Only the pictures stay out; every record is to be quoted exactly.

* * * * * * *

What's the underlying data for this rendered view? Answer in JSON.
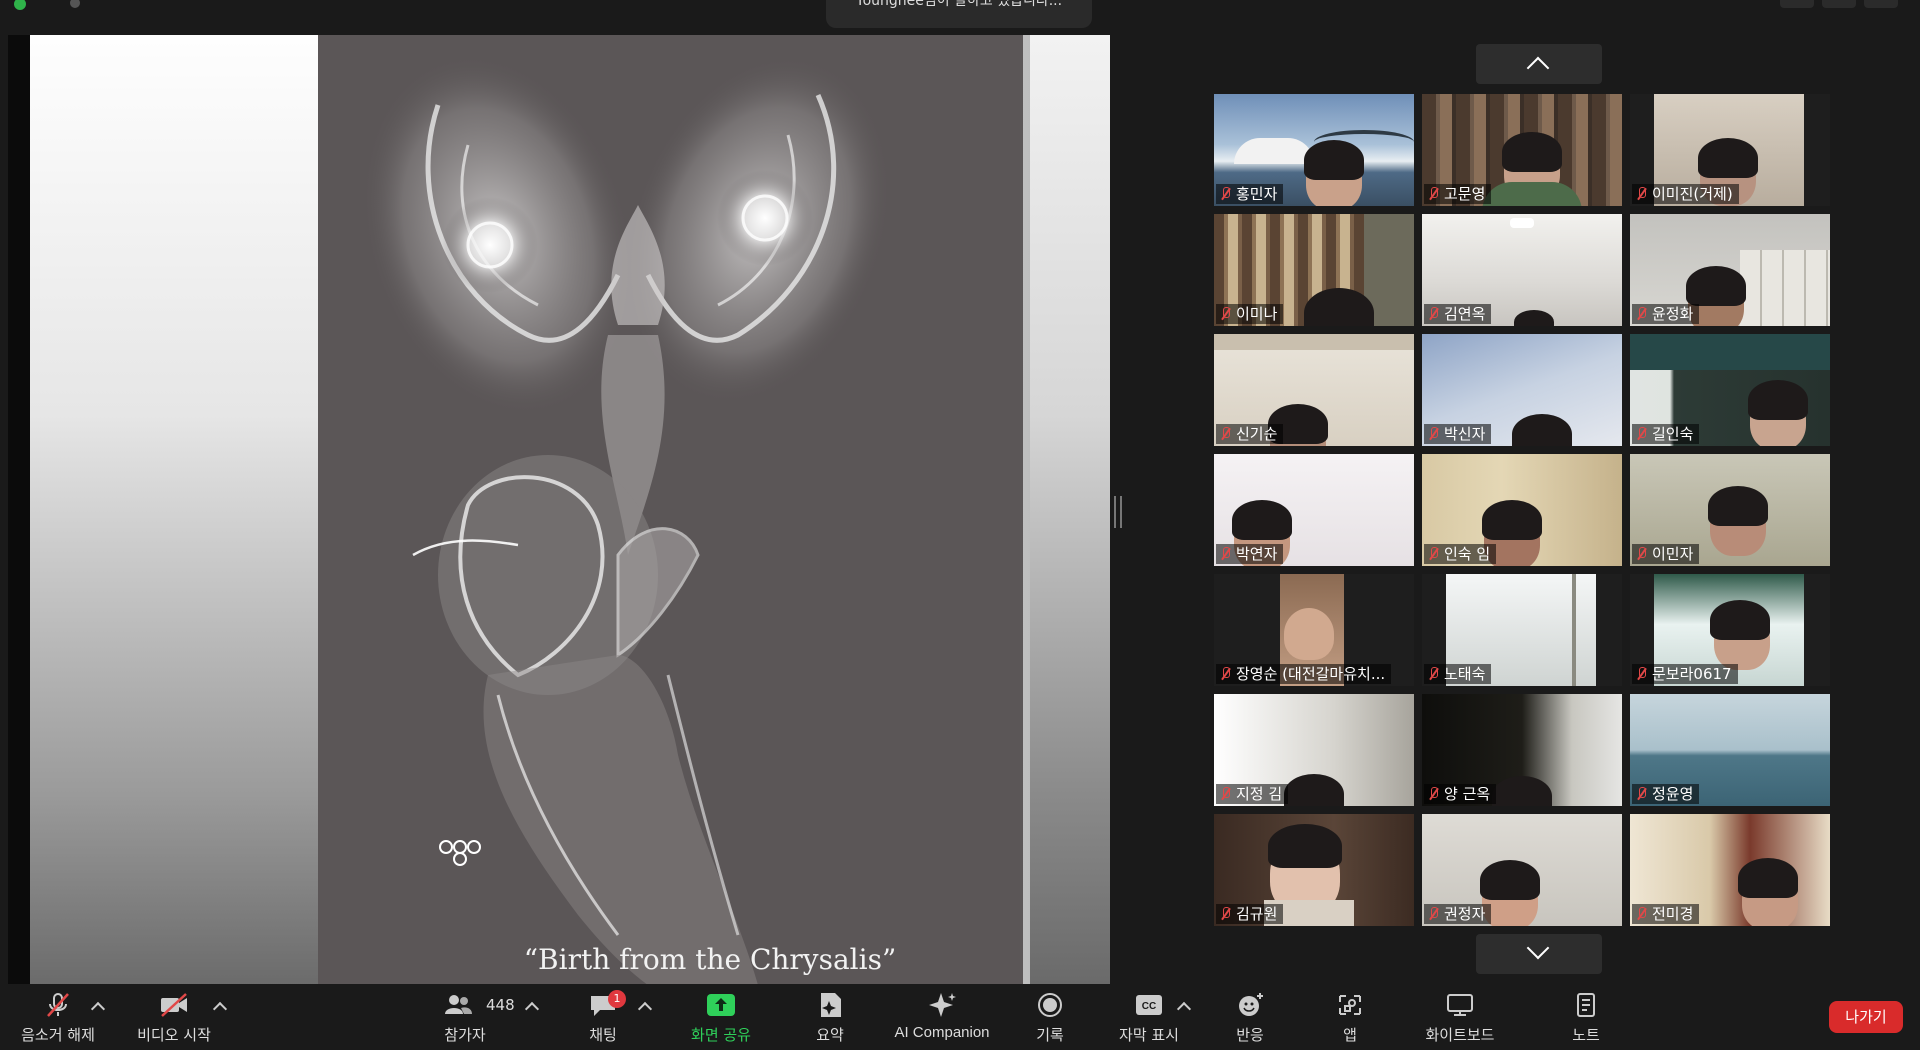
{
  "top": {
    "toast": "Younghee님이 말하고 있습니다..."
  },
  "slide": {
    "caption": "“Birth from the Chrysalis”"
  },
  "participants": [
    {
      "name": "홍민자",
      "muted": true
    },
    {
      "name": "고문영",
      "muted": true
    },
    {
      "name": "이미진(거제)",
      "muted": true
    },
    {
      "name": "이미나",
      "muted": true
    },
    {
      "name": "김연옥",
      "muted": true
    },
    {
      "name": "윤정화",
      "muted": true
    },
    {
      "name": "신기순",
      "muted": true
    },
    {
      "name": "박신자",
      "muted": true
    },
    {
      "name": "길인숙",
      "muted": true
    },
    {
      "name": "박연자",
      "muted": true
    },
    {
      "name": "인숙 임",
      "muted": true
    },
    {
      "name": "이민자",
      "muted": true
    },
    {
      "name": "장영순 (대전갈마유치...",
      "muted": true
    },
    {
      "name": "노태숙",
      "muted": true
    },
    {
      "name": "문보라0617",
      "muted": true
    },
    {
      "name": "지정 김",
      "muted": true
    },
    {
      "name": "양 근옥",
      "muted": true
    },
    {
      "name": "정윤영",
      "muted": true
    },
    {
      "name": "김규원",
      "muted": true
    },
    {
      "name": "권정자",
      "muted": true
    },
    {
      "name": "전미경",
      "muted": true
    }
  ],
  "toolbar": {
    "unmute": "음소거 해제",
    "start_video": "비디오 시작",
    "participants": "참가자",
    "participant_count": "448",
    "chat": "채팅",
    "chat_badge": "1",
    "share_screen": "화면 공유",
    "summary": "요약",
    "ai_companion": "AI Companion",
    "record": "기록",
    "captions": "자막 표시",
    "reactions": "반응",
    "apps": "앱",
    "whiteboard": "화이트보드",
    "notes": "노트",
    "leave": "나가기"
  },
  "colors": {
    "accent_green": "#2fd05a",
    "leave_red": "#d92b2b",
    "muted_red": "#e14848"
  }
}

* * * * * * *

▸ FINISHED TASK:
What's the underlying data for this rendered view? Answer in JSON.
{
  "top": {
    "toast": "Younghee님이 말하고 있습니다..."
  },
  "slide": {
    "caption": "“Birth from the Chrysalis”"
  },
  "participants": [
    {
      "name": "홍민자",
      "muted": true
    },
    {
      "name": "고문영",
      "muted": true
    },
    {
      "name": "이미진(거제)",
      "muted": true
    },
    {
      "name": "이미나",
      "muted": true
    },
    {
      "name": "김연옥",
      "muted": true
    },
    {
      "name": "윤정화",
      "muted": true
    },
    {
      "name": "신기순",
      "muted": true
    },
    {
      "name": "박신자",
      "muted": true
    },
    {
      "name": "길인숙",
      "muted": true
    },
    {
      "name": "박연자",
      "muted": true
    },
    {
      "name": "인숙 임",
      "muted": true
    },
    {
      "name": "이민자",
      "muted": true
    },
    {
      "name": "장영순 (대전갈마유치...",
      "muted": true
    },
    {
      "name": "노태숙",
      "muted": true
    },
    {
      "name": "문보라0617",
      "muted": true
    },
    {
      "name": "지정 김",
      "muted": true
    },
    {
      "name": "양 근옥",
      "muted": true
    },
    {
      "name": "정윤영",
      "muted": true
    },
    {
      "name": "김규원",
      "muted": true
    },
    {
      "name": "권정자",
      "muted": true
    },
    {
      "name": "전미경",
      "muted": true
    }
  ],
  "toolbar": {
    "unmute": "음소거 해제",
    "start_video": "비디오 시작",
    "participants": "참가자",
    "participant_count": "448",
    "chat": "채팅",
    "chat_badge": "1",
    "share_screen": "화면 공유",
    "summary": "요약",
    "ai_companion": "AI Companion",
    "record": "기록",
    "captions": "자막 표시",
    "reactions": "반응",
    "apps": "앱",
    "whiteboard": "화이트보드",
    "notes": "노트",
    "leave": "나가기"
  },
  "colors": {
    "accent_green": "#2fd05a",
    "leave_red": "#d92b2b",
    "muted_red": "#e14848"
  }
}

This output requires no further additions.